DATASET CONTENT:
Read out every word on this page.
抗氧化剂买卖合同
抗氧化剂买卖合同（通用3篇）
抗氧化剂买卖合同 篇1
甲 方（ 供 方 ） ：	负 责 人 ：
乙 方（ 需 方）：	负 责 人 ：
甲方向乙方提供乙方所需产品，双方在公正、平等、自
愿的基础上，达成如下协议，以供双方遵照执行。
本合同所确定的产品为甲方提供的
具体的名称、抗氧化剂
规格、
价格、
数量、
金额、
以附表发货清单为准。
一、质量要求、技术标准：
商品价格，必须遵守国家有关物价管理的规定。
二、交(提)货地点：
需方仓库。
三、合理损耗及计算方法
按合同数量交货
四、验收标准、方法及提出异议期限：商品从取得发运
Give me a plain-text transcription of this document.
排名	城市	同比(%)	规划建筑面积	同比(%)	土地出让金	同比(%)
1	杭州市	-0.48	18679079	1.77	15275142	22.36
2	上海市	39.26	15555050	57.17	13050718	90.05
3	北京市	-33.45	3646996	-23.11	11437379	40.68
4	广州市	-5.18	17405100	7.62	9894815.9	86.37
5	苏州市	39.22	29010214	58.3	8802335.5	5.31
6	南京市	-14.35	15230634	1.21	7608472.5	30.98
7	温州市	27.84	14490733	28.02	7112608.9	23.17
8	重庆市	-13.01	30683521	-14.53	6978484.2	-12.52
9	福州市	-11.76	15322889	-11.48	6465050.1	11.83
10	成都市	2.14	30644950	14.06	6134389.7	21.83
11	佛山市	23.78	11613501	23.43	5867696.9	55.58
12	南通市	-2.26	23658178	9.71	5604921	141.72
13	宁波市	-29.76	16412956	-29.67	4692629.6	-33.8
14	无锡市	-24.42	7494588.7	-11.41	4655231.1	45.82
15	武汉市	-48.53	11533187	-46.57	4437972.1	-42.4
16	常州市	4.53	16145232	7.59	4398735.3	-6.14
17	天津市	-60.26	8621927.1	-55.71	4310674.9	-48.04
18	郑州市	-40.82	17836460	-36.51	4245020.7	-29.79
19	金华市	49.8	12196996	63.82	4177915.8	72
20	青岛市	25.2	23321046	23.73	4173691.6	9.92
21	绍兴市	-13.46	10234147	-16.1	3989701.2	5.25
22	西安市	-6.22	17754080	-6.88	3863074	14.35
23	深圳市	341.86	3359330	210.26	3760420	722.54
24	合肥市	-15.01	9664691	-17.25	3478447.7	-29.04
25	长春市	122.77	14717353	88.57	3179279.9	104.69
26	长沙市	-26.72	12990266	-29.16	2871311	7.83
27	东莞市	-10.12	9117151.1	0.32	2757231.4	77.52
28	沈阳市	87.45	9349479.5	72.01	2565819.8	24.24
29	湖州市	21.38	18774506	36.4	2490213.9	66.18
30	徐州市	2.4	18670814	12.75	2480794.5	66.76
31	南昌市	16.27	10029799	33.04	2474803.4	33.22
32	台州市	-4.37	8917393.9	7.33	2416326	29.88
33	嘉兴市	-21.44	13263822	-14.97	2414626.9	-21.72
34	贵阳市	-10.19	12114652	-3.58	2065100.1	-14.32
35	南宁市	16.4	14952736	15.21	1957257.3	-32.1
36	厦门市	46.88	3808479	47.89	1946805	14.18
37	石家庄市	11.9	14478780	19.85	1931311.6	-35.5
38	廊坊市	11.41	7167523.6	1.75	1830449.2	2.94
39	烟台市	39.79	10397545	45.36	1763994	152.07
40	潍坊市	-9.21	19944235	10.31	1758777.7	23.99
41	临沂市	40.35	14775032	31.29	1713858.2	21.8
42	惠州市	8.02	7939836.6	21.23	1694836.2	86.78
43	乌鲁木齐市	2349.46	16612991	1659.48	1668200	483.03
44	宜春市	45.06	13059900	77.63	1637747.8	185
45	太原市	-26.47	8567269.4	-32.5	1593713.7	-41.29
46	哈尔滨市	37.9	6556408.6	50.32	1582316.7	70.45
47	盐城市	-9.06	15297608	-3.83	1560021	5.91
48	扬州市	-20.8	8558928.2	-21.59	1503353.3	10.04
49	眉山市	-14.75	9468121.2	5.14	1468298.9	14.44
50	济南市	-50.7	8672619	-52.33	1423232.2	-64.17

WHAT THE TASK REQUIRES: Copy out each line of the listing that holds "抗氧化剂买卖合同".

TASK RESPONSE:
抗氧化剂买卖合同
抗氧化剂买卖合同（通用3篇）
抗氧化剂买卖合同 篇1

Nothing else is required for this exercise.